● PROVIDED RECORDS
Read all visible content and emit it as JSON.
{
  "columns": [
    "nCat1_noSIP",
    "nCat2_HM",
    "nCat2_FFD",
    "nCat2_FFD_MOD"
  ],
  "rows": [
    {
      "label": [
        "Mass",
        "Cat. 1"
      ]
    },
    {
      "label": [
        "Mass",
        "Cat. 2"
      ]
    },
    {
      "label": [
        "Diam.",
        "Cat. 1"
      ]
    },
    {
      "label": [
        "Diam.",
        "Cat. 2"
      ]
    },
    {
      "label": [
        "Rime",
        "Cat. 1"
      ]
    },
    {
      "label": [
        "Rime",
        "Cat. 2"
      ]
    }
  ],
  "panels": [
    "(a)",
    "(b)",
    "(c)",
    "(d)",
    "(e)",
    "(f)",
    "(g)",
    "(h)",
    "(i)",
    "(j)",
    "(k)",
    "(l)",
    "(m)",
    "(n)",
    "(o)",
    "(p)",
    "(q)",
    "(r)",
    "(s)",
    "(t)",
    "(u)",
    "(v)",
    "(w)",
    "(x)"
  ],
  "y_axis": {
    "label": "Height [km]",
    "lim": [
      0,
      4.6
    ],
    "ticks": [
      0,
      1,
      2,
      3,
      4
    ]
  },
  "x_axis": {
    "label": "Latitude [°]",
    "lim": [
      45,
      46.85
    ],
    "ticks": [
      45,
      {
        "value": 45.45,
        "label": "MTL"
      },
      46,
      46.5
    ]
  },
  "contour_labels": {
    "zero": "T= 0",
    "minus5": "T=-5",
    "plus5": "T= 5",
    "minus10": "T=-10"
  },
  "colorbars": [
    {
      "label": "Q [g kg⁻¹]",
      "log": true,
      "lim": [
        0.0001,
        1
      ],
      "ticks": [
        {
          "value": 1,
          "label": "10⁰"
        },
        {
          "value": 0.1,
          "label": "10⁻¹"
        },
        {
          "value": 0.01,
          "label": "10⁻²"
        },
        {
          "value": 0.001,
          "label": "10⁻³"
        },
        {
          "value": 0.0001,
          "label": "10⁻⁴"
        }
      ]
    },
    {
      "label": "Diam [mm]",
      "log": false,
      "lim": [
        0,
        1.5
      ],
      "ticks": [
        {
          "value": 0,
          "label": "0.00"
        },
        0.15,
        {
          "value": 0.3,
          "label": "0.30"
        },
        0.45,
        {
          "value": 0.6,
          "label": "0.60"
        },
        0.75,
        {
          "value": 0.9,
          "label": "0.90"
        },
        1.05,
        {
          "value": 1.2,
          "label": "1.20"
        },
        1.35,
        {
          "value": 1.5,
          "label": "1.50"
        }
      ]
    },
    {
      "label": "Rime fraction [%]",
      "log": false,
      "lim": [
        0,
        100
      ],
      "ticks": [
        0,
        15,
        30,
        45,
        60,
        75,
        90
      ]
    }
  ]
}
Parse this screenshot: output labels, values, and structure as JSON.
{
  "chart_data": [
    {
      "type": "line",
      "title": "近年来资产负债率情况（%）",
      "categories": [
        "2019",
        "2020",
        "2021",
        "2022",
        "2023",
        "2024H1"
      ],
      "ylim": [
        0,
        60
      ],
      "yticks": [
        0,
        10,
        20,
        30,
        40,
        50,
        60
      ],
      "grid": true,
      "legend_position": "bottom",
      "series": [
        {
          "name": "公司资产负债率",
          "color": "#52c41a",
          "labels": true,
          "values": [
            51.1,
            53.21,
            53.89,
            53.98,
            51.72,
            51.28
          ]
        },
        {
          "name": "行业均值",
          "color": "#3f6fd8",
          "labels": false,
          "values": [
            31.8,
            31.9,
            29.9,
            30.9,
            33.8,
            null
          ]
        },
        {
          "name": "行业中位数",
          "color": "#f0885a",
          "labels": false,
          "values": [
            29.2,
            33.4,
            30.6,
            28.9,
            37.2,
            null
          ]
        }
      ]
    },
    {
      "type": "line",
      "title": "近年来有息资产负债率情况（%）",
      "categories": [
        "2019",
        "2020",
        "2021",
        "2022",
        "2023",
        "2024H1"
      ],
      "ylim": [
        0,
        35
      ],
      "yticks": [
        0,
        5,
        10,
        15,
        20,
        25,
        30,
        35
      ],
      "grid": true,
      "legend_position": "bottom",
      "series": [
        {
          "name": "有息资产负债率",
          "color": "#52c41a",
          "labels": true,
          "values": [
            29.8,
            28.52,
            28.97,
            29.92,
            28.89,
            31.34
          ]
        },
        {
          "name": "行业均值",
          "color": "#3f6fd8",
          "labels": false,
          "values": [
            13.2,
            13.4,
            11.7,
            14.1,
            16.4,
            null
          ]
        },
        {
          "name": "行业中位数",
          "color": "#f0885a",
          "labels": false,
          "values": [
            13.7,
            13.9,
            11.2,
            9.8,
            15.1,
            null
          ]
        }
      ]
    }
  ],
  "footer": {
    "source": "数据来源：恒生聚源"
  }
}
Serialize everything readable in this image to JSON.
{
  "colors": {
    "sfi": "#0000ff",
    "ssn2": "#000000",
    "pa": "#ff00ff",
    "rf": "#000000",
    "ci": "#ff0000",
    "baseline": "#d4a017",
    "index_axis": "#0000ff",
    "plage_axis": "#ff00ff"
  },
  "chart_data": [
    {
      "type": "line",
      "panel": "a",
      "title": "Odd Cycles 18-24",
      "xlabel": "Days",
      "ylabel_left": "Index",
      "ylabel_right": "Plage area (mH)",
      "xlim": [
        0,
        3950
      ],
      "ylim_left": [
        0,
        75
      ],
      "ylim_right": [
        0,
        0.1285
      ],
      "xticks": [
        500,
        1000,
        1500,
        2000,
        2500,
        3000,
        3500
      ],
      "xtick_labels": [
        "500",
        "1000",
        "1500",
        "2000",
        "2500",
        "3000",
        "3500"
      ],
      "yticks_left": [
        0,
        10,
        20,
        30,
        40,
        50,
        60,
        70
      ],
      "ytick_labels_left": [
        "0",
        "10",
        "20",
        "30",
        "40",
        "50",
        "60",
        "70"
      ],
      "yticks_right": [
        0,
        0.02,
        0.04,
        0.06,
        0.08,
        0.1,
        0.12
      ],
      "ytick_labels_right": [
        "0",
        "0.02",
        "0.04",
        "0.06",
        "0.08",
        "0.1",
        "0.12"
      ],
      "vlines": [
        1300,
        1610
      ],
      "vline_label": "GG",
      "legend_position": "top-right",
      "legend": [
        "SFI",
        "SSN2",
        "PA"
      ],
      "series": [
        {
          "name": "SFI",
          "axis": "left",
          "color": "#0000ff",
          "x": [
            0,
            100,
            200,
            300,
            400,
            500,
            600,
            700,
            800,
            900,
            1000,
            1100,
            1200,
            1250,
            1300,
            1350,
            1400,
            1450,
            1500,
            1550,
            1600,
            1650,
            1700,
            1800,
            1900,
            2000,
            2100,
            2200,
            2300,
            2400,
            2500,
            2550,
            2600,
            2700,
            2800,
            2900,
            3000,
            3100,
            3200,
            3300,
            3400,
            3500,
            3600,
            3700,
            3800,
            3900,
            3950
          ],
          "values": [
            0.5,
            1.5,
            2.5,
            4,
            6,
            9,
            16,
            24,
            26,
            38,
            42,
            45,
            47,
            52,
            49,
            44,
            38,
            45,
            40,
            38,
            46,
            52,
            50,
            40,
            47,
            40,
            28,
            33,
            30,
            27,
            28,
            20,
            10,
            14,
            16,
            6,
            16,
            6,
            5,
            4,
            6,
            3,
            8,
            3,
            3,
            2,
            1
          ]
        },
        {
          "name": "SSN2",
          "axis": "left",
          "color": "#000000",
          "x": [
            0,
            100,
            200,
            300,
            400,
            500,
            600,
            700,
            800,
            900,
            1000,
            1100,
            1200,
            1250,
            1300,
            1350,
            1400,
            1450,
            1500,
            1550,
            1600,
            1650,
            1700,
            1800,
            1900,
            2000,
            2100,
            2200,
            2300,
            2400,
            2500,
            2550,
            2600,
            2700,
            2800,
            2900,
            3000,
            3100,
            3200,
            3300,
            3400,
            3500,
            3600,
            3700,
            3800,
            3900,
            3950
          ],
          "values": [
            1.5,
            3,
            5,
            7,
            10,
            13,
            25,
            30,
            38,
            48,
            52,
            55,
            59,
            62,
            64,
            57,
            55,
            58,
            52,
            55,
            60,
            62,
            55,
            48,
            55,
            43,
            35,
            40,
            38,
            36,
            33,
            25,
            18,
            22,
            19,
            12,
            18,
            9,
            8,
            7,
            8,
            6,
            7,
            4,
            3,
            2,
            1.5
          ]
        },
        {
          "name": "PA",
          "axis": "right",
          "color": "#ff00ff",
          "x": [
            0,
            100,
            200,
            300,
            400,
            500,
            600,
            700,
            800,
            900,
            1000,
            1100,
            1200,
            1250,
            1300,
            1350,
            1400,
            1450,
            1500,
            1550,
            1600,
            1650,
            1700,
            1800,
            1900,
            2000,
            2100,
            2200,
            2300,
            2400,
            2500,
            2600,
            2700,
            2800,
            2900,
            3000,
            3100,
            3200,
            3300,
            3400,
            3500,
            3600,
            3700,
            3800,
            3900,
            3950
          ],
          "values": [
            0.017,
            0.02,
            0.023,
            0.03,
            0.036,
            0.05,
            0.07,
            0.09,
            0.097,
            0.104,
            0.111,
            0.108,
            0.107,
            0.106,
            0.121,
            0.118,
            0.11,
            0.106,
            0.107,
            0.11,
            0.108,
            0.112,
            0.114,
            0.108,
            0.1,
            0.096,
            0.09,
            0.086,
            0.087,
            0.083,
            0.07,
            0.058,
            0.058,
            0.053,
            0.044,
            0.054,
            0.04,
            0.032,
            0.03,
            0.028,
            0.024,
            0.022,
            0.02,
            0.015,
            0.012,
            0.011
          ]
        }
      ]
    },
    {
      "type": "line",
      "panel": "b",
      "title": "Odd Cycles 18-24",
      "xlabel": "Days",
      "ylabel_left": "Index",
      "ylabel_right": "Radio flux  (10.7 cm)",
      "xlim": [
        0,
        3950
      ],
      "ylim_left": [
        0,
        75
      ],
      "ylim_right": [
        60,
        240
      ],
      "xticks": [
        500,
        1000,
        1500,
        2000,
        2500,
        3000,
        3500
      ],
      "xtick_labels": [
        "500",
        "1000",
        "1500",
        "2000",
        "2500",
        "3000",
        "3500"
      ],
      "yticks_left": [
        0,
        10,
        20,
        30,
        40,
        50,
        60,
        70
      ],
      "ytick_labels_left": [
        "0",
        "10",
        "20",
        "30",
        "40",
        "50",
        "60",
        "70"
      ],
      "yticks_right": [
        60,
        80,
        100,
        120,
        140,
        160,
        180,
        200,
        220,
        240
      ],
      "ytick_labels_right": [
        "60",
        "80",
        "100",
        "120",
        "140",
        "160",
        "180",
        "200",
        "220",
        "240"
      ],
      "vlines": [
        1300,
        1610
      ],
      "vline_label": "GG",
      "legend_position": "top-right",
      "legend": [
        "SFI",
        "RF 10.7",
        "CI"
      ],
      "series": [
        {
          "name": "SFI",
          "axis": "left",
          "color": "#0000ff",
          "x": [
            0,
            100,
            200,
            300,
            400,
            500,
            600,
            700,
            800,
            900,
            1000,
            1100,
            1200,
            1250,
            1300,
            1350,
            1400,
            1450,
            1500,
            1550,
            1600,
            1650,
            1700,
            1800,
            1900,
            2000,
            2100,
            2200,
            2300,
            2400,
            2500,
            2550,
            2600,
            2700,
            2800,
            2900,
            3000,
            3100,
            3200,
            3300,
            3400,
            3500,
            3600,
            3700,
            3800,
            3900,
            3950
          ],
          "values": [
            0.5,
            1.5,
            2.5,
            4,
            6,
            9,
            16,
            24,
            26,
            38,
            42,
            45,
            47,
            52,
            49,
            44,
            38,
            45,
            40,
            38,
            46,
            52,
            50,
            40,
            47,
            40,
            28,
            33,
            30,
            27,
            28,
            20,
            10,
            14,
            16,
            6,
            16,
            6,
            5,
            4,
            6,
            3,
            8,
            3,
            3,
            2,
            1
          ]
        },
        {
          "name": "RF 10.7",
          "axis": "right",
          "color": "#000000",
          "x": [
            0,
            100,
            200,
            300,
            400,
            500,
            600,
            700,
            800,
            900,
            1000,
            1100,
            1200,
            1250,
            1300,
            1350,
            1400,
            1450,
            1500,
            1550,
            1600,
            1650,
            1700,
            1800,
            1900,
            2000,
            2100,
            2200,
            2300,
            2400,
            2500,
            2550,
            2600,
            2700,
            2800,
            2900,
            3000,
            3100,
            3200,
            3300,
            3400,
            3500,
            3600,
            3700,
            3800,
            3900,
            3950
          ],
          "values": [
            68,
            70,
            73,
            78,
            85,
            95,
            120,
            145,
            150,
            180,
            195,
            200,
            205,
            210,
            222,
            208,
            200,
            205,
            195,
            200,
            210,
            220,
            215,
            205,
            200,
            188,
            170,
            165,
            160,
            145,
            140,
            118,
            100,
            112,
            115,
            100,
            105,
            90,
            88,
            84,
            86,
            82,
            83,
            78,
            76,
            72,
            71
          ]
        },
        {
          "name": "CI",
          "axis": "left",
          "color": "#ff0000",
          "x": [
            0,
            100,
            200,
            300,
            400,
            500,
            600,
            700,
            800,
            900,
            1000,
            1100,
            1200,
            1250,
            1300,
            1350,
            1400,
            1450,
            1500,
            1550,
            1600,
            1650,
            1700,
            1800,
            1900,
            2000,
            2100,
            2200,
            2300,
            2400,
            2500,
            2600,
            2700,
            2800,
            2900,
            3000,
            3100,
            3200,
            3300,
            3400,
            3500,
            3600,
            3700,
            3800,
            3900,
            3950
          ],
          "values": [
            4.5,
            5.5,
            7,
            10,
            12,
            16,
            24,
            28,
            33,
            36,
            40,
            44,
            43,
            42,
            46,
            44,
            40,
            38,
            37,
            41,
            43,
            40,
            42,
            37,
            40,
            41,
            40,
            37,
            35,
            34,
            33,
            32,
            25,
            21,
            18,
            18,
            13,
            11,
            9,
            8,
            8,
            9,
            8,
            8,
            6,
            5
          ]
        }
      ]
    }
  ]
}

● TASK DETAILS
Return the lines of the records that include the string "title".

● OUTPUT OF THE EXERCISE
      "title": "近年来资产负债率情况（%）",
      "title": "近年来有息资产负债率情况（%）",
      "title": "Odd Cycles 18-24",
      "title": "Odd Cycles 18-24",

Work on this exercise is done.